Show every line where "this" occurs.
— START OF Information supplied —
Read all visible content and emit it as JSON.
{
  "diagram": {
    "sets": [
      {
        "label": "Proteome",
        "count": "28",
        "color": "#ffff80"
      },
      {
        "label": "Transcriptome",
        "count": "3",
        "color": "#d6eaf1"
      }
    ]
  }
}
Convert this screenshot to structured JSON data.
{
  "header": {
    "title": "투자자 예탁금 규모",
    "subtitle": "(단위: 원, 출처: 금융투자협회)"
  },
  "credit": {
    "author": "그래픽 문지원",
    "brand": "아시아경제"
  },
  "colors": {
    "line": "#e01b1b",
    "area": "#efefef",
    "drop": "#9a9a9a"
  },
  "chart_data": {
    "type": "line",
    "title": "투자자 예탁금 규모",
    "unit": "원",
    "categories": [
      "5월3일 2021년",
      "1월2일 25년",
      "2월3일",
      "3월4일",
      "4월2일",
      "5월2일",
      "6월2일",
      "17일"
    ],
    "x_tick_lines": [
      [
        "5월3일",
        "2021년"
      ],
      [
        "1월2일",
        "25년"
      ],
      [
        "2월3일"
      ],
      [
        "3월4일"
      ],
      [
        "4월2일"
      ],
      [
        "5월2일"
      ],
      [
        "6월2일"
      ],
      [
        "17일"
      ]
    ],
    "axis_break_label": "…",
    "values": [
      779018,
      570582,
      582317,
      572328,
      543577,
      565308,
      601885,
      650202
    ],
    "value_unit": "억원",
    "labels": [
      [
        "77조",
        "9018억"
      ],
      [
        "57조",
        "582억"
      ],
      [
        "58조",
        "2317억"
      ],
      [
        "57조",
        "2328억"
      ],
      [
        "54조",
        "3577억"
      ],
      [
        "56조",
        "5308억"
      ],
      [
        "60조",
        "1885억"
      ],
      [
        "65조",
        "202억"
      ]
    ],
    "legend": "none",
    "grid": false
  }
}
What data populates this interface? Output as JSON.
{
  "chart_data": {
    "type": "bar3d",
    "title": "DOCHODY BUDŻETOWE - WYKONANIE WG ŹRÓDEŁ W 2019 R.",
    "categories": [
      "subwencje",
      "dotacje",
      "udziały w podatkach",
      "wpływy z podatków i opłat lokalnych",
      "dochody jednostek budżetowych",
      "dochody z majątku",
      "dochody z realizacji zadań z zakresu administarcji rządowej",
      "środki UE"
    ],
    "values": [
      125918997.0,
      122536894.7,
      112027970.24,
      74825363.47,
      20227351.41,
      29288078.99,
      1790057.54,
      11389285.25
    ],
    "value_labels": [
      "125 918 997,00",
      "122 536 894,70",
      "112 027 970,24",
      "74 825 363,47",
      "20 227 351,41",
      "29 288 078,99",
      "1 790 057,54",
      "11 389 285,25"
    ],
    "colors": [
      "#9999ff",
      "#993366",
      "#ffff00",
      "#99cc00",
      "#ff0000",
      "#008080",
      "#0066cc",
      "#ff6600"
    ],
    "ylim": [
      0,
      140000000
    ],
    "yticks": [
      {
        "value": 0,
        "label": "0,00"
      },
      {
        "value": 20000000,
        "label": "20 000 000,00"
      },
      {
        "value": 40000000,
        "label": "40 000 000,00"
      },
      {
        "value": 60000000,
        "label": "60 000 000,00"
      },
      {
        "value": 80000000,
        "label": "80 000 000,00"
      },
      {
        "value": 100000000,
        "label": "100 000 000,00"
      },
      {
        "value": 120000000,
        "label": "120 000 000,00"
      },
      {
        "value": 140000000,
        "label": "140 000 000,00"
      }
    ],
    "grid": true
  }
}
— END OF Information supplied —
# Solution to the problem
Convert this screenshot to structured JSON data.
What data populates this interface? Output as JSON.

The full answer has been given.